[Problem to solve] Restate the records in their entirety, word for word.

[Input records]
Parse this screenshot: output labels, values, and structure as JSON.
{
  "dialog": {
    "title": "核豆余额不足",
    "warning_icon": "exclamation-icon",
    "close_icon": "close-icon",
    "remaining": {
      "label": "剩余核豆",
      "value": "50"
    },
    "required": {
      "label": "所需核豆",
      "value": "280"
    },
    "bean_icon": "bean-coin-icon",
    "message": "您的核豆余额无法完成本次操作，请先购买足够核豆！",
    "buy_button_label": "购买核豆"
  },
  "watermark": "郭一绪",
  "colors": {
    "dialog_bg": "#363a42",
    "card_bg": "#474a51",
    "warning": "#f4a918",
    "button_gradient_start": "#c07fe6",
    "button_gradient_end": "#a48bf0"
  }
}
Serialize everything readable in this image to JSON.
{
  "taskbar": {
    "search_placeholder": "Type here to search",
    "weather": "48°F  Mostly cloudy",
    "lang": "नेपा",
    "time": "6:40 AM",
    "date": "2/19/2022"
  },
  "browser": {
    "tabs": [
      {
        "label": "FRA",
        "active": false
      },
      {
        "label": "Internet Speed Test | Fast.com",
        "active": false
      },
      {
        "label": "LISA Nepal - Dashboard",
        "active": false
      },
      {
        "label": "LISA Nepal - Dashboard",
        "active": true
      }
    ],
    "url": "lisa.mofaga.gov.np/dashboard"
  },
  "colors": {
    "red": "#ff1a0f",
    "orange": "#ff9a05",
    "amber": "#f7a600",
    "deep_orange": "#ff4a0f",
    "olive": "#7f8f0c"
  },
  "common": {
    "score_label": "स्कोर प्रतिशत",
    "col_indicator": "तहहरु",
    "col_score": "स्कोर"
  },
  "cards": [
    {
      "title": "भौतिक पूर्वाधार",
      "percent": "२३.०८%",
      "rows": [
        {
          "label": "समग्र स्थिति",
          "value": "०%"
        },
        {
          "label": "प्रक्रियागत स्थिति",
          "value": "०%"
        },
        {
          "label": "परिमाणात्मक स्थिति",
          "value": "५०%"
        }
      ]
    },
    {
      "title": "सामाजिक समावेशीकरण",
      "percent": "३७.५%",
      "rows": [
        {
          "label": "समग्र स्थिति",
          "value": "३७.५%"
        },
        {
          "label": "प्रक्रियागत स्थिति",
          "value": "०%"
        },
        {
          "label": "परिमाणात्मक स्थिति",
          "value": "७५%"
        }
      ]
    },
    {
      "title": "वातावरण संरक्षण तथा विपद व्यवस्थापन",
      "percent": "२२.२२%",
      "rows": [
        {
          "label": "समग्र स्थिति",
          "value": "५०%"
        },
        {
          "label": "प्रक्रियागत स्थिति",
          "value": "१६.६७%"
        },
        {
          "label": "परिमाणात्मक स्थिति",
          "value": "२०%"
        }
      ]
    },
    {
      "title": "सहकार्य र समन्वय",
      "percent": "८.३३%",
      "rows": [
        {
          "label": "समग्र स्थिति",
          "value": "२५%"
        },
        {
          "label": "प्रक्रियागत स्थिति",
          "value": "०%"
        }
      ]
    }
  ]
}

[Output for this exercise]
Parse this screenshot: output labels, values, and structure as JSON.
{
  "dialog": {
    "title": "核豆余额不足",
    "warning_icon": "exclamation-icon",
    "close_icon": "close-icon",
    "remaining": {
      "label": "剩余核豆",
      "value": "50"
    },
    "required": {
      "label": "所需核豆",
      "value": "280"
    },
    "bean_icon": "bean-coin-icon",
    "message": "您的核豆余额无法完成本次操作，请先购买足够核豆！",
    "buy_button_label": "购买核豆"
  },
  "watermark": "郭一绪",
  "colors": {
    "dialog_bg": "#363a42",
    "card_bg": "#474a51",
    "warning": "#f4a918",
    "button_gradient_start": "#c07fe6",
    "button_gradient_end": "#a48bf0"
  }
}
Serialize everything readable in this image to JSON.
{
  "taskbar": {
    "search_placeholder": "Type here to search",
    "weather": "48°F  Mostly cloudy",
    "lang": "नेपा",
    "time": "6:40 AM",
    "date": "2/19/2022"
  },
  "browser": {
    "tabs": [
      {
        "label": "FRA",
        "active": false
      },
      {
        "label": "Internet Speed Test | Fast.com",
        "active": false
      },
      {
        "label": "LISA Nepal - Dashboard",
        "active": false
      },
      {
        "label": "LISA Nepal - Dashboard",
        "active": true
      }
    ],
    "url": "lisa.mofaga.gov.np/dashboard"
  },
  "colors": {
    "red": "#ff1a0f",
    "orange": "#ff9a05",
    "amber": "#f7a600",
    "deep_orange": "#ff4a0f",
    "olive": "#7f8f0c"
  },
  "common": {
    "score_label": "स्कोर प्रतिशत",
    "col_indicator": "तहहरु",
    "col_score": "स्कोर"
  },
  "cards": [
    {
      "title": "भौतिक पूर्वाधार",
      "percent": "२३.०८%",
      "rows": [
        {
          "label": "समग्र स्थिति",
          "value": "०%"
        },
        {
          "label": "प्रक्रियागत स्थिति",
          "value": "०%"
        },
        {
          "label": "परिमाणात्मक स्थिति",
          "value": "५०%"
        }
      ]
    },
    {
      "title": "सामाजिक समावेशीकरण",
      "percent": "३७.५%",
      "rows": [
        {
          "label": "समग्र स्थिति",
          "value": "३७.५%"
        },
        {
          "label": "प्रक्रियागत स्थिति",
          "value": "०%"
        },
        {
          "label": "परिमाणात्मक स्थिति",
          "value": "७५%"
        }
      ]
    },
    {
      "title": "वातावरण संरक्षण तथा विपद व्यवस्थापन",
      "percent": "२२.२२%",
      "rows": [
        {
          "label": "समग्र स्थिति",
          "value": "५०%"
        },
        {
          "label": "प्रक्रियागत स्थिति",
          "value": "१६.६७%"
        },
        {
          "label": "परिमाणात्मक स्थिति",
          "value": "२०%"
        }
      ]
    },
    {
      "title": "सहकार्य र समन्वय",
      "percent": "८.३३%",
      "rows": [
        {
          "label": "समग्र स्थिति",
          "value": "२५%"
        },
        {
          "label": "प्रक्रियागत स्थिति",
          "value": "०%"
        }
      ]
    }
  ]
}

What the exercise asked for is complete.